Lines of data
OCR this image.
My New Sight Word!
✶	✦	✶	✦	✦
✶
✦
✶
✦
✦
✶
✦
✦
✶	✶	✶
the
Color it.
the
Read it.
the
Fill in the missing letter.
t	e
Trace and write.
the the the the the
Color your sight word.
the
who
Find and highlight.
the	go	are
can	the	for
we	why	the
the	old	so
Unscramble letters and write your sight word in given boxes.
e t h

- **Problem to solve**
Go through the listing above and pull out each line containing the word "your".

- **Complete response**
Color your sight word.
Unscramble letters and write your sight word in given boxes.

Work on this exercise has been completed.